:: Material for this task ::

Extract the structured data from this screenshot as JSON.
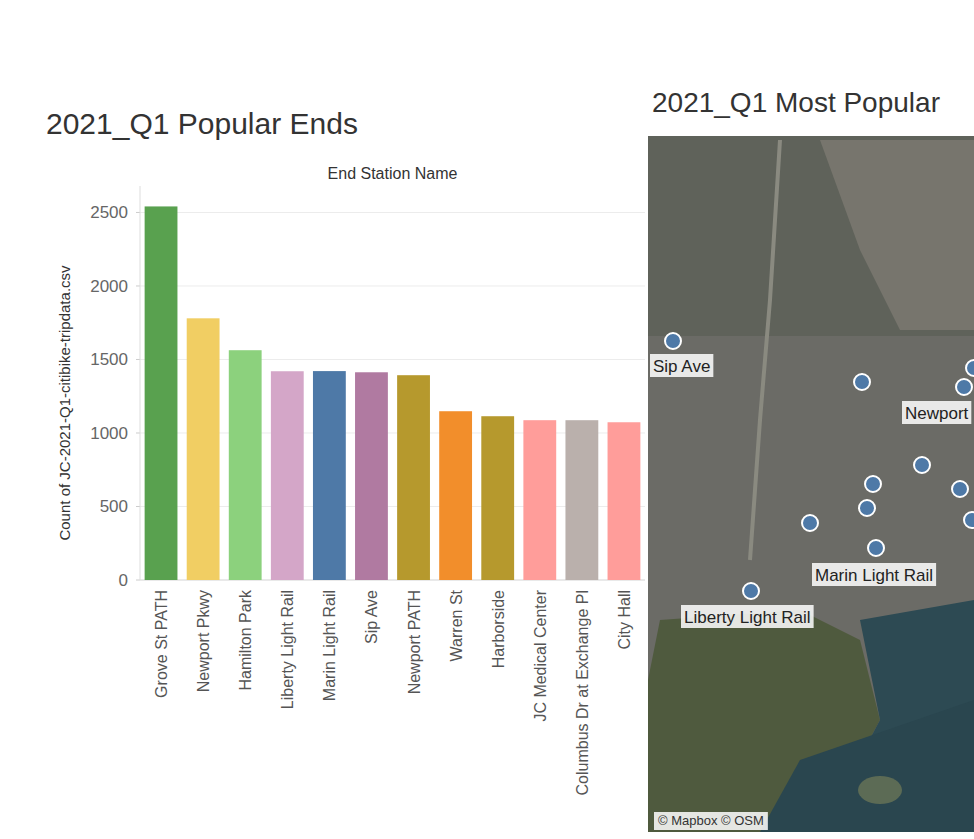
{
  "chart_data": {
    "type": "bar",
    "title": "2021_Q1 Popular Ends",
    "subtitle": "End Station Name",
    "y_label": "Count of JC-2021-Q1-citibike-tripdata.csv",
    "categories": [
      "Grove St PATH",
      "Newport Pkwy",
      "Hamilton Park",
      "Liberty Light Rail",
      "Marin Light Rail",
      "Sip Ave",
      "Newport PATH",
      "Warren St",
      "Harborside",
      "JC Medical Center",
      "Columbus Dr at Exchange Pl",
      "City Hall"
    ],
    "values": [
      2541,
      1780,
      1563,
      1420,
      1421,
      1413,
      1393,
      1148,
      1114,
      1087,
      1087,
      1073
    ],
    "colors": [
      "#59a14f",
      "#f1ce63",
      "#8cd17d",
      "#d4a6c8",
      "#4e79a7",
      "#b07aa1",
      "#b6992d",
      "#f28e2b",
      "#b6992d",
      "#ff9d9a",
      "#bab0ac",
      "#ff9d9a"
    ],
    "ylim": [
      0,
      2680
    ],
    "yticks": [
      0,
      500,
      1000,
      1500,
      2000,
      2500
    ],
    "grid": true
  },
  "map": {
    "title": "2021_Q1 Most Popular",
    "labels": [
      "Sip Ave",
      "Newport",
      "Marin Light Rail",
      "Liberty Light Rail"
    ],
    "attribution": "© Mapbox © OSM"
  }
}
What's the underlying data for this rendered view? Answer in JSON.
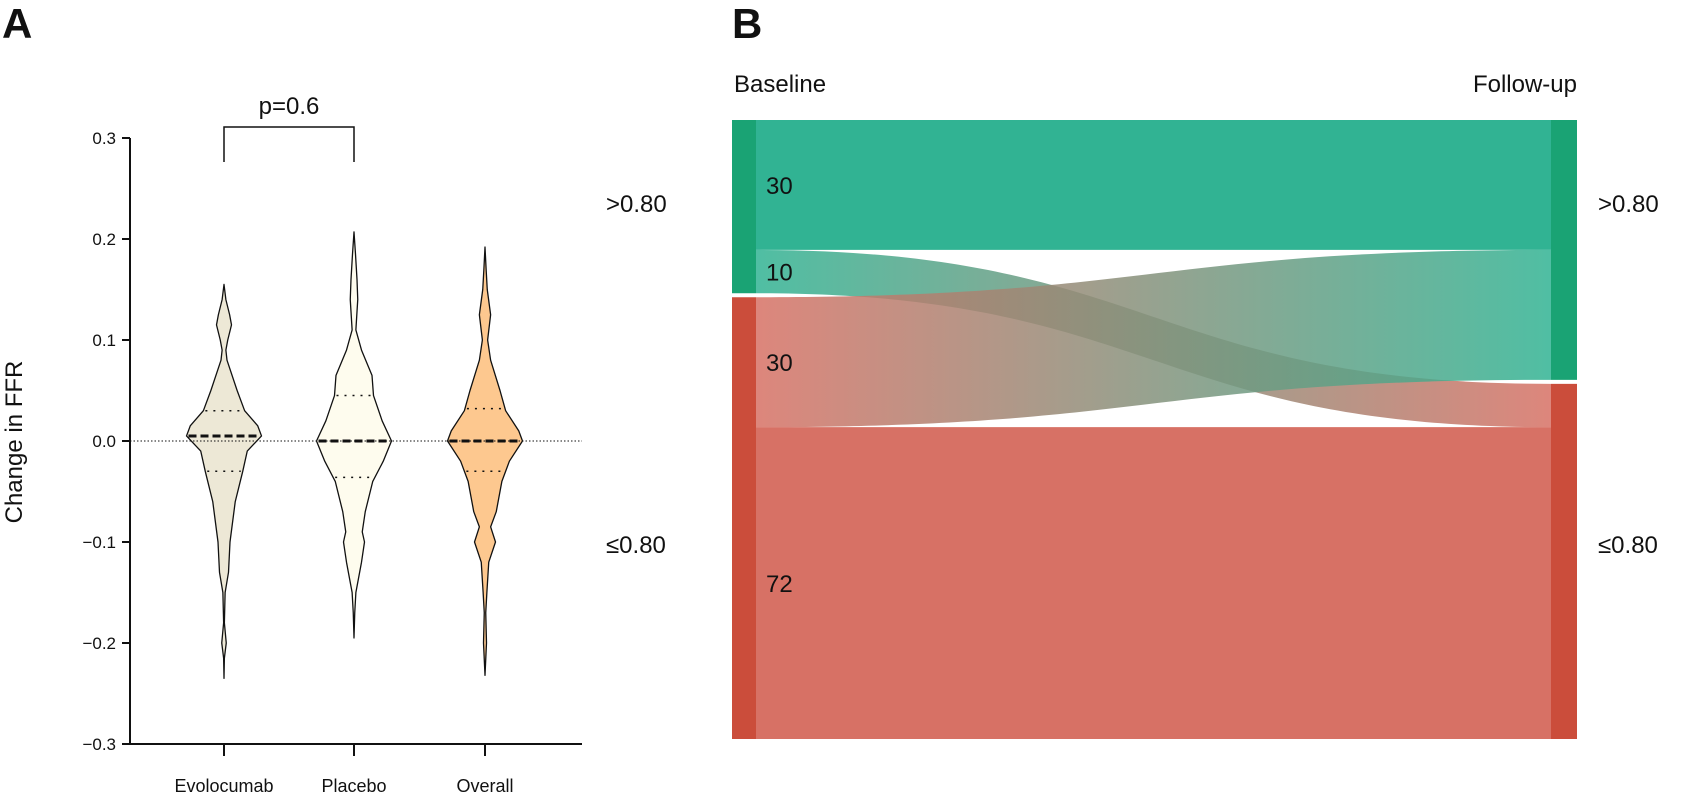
{
  "chart_data": [
    {
      "panel": "A",
      "type": "violin",
      "ylabel": "Change in FFR",
      "ylim": [
        -0.3,
        0.3
      ],
      "yticks": [
        "0.3",
        "0.2",
        "0.1",
        "0.0",
        "−0.1",
        "−0.2",
        "−0.3"
      ],
      "ytick_values": [
        0.3,
        0.2,
        0.1,
        0.0,
        -0.1,
        -0.2,
        -0.3
      ],
      "categories": [
        "Evolocumab",
        "Placebo",
        "Overall"
      ],
      "reference_line": 0.0,
      "annotation": {
        "text": "p=0.6",
        "between": [
          "Evolocumab",
          "Placebo"
        ]
      },
      "series": [
        {
          "category": "Evolocumab",
          "color": "#ede8d6",
          "median": 0.005,
          "q1": -0.03,
          "q3": 0.03,
          "min": -0.235,
          "max": 0.155,
          "density": [
            [
              0.155,
              0
            ],
            [
              0.14,
              0.05
            ],
            [
              0.125,
              0.15
            ],
            [
              0.115,
              0.2
            ],
            [
              0.1,
              0.1
            ],
            [
              0.09,
              0.05
            ],
            [
              0.08,
              0.08
            ],
            [
              0.05,
              0.35
            ],
            [
              0.03,
              0.55
            ],
            [
              0.015,
              0.9
            ],
            [
              0.005,
              1
            ],
            [
              -0.01,
              0.62
            ],
            [
              -0.03,
              0.5
            ],
            [
              -0.06,
              0.3
            ],
            [
              -0.1,
              0.16
            ],
            [
              -0.13,
              0.12
            ],
            [
              -0.15,
              0.03
            ],
            [
              -0.18,
              0.01
            ],
            [
              -0.2,
              0.06
            ],
            [
              -0.215,
              0.01
            ],
            [
              -0.235,
              0
            ]
          ]
        },
        {
          "category": "Placebo",
          "color": "#fefcee",
          "median": 0.0,
          "q1": -0.036,
          "q3": 0.045,
          "min": -0.195,
          "max": 0.207,
          "density": [
            [
              0.207,
              0
            ],
            [
              0.185,
              0.04
            ],
            [
              0.16,
              0.08
            ],
            [
              0.14,
              0.1
            ],
            [
              0.11,
              0.05
            ],
            [
              0.09,
              0.2
            ],
            [
              0.065,
              0.48
            ],
            [
              0.045,
              0.52
            ],
            [
              0.02,
              0.75
            ],
            [
              0,
              1
            ],
            [
              -0.02,
              0.78
            ],
            [
              -0.04,
              0.5
            ],
            [
              -0.07,
              0.3
            ],
            [
              -0.09,
              0.22
            ],
            [
              -0.1,
              0.28
            ],
            [
              -0.12,
              0.2
            ],
            [
              -0.15,
              0.05
            ],
            [
              -0.17,
              0.02
            ],
            [
              -0.195,
              0
            ]
          ]
        },
        {
          "category": "Overall",
          "color": "#fdc88f",
          "median": 0.0,
          "q1": -0.03,
          "q3": 0.032,
          "min": -0.232,
          "max": 0.192,
          "density": [
            [
              0.192,
              0
            ],
            [
              0.17,
              0.03
            ],
            [
              0.15,
              0.06
            ],
            [
              0.125,
              0.15
            ],
            [
              0.1,
              0.07
            ],
            [
              0.08,
              0.15
            ],
            [
              0.05,
              0.4
            ],
            [
              0.03,
              0.55
            ],
            [
              0.01,
              0.9
            ],
            [
              0,
              1
            ],
            [
              -0.02,
              0.65
            ],
            [
              -0.04,
              0.45
            ],
            [
              -0.07,
              0.3
            ],
            [
              -0.085,
              0.15
            ],
            [
              -0.1,
              0.28
            ],
            [
              -0.12,
              0.1
            ],
            [
              -0.15,
              0.05
            ],
            [
              -0.17,
              0.02
            ],
            [
              -0.2,
              0.04
            ],
            [
              -0.232,
              0
            ]
          ]
        }
      ]
    },
    {
      "panel": "B",
      "type": "sankey",
      "left_title": "Baseline",
      "right_title": "Follow-up",
      "nodes": [
        {
          "id": "b_high",
          "side": "left",
          "label": ">0.80",
          "color": "#1aa374"
        },
        {
          "id": "b_low",
          "side": "left",
          "label": "≤0.80",
          "color": "#cb4d3b"
        },
        {
          "id": "f_high",
          "side": "right",
          "label": ">0.80",
          "color": "#1aa374"
        },
        {
          "id": "f_low",
          "side": "right",
          "label": "≤0.80",
          "color": "#cb4d3b"
        }
      ],
      "flows": [
        {
          "from": "b_high",
          "to": "f_high",
          "value": 30,
          "label": "30"
        },
        {
          "from": "b_high",
          "to": "f_low",
          "value": 10,
          "label": "10"
        },
        {
          "from": "b_low",
          "to": "f_high",
          "value": 30,
          "label": "30"
        },
        {
          "from": "b_low",
          "to": "f_low",
          "value": 72,
          "label": "72"
        }
      ],
      "flow_colors": {
        "high": "#31b393",
        "low": "#d77165"
      }
    }
  ],
  "panel_labels": {
    "a": "A",
    "b": "B"
  }
}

:: What to produce ::
Which lines hold the word "category"? Copy all of them.

:: Completed exercise ::
          "category": "Evolocumab",
          "category": "Placebo",
          "category": "Overall",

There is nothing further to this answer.